*Task description*
Lines holding the string "everything" are the ones to copy; find them all in the data.
** start **
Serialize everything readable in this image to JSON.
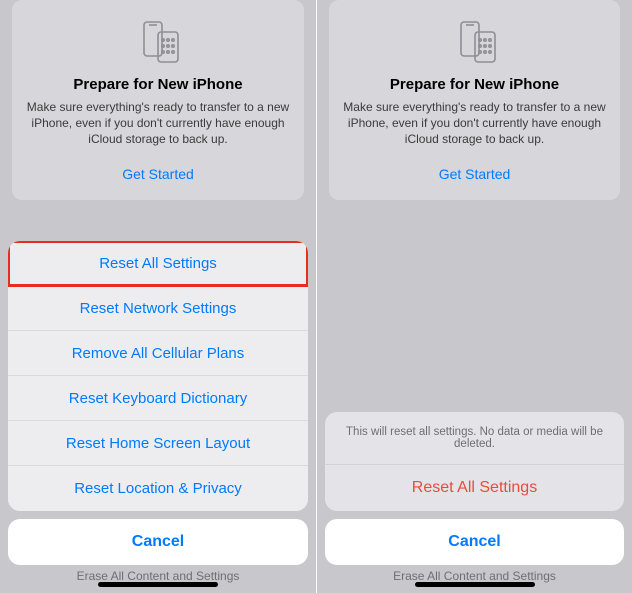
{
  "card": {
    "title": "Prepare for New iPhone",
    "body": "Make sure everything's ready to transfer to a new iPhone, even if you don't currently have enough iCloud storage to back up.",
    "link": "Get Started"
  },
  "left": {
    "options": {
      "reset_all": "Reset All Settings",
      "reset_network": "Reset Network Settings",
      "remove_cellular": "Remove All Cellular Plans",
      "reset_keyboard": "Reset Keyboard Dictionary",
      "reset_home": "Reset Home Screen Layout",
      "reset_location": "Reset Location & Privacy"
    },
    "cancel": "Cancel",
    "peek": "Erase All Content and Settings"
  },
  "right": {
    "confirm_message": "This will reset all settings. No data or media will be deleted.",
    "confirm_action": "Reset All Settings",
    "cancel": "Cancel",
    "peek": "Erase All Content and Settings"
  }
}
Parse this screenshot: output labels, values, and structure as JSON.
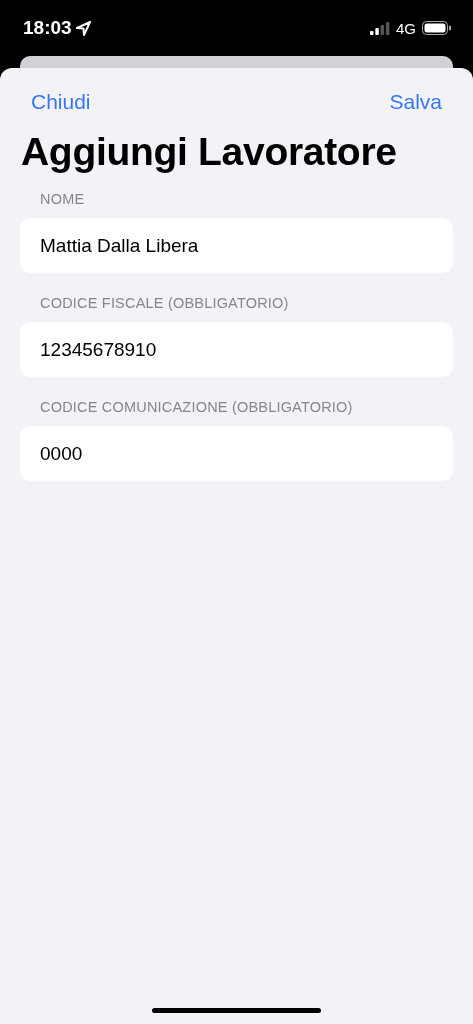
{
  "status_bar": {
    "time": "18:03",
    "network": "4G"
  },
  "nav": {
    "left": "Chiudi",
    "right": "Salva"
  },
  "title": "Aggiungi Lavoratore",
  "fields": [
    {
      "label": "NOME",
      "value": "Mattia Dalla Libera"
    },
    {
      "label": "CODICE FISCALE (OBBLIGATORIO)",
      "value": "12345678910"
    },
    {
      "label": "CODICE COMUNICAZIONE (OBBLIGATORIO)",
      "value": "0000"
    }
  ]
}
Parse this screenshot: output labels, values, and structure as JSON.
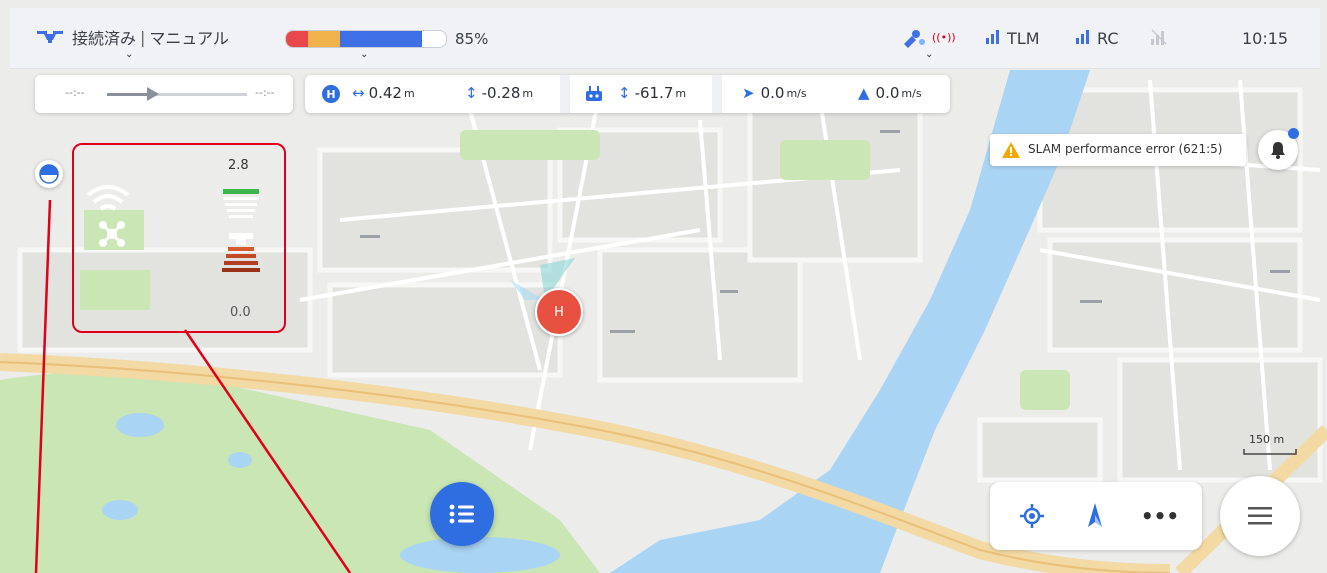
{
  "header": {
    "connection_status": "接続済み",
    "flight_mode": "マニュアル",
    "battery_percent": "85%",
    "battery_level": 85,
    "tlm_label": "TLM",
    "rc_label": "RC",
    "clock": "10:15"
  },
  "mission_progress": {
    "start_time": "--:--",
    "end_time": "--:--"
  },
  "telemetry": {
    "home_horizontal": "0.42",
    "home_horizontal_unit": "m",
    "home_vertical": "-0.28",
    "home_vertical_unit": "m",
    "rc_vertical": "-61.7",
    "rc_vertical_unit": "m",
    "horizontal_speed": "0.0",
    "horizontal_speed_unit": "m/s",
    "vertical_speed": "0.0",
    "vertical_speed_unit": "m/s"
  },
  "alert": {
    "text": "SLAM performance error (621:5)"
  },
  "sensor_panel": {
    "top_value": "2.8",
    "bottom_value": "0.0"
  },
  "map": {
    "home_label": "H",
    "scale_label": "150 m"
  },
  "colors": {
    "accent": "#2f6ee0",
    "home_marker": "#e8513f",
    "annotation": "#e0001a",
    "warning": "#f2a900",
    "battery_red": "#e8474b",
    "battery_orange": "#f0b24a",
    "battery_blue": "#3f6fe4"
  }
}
** end **
*Reply*
Serialize everything readable in this image to JSON.
    "body": "Make sure everything's ready to transfer to a new iPhone, even if you don't currently have enough iCloud storage to back up.",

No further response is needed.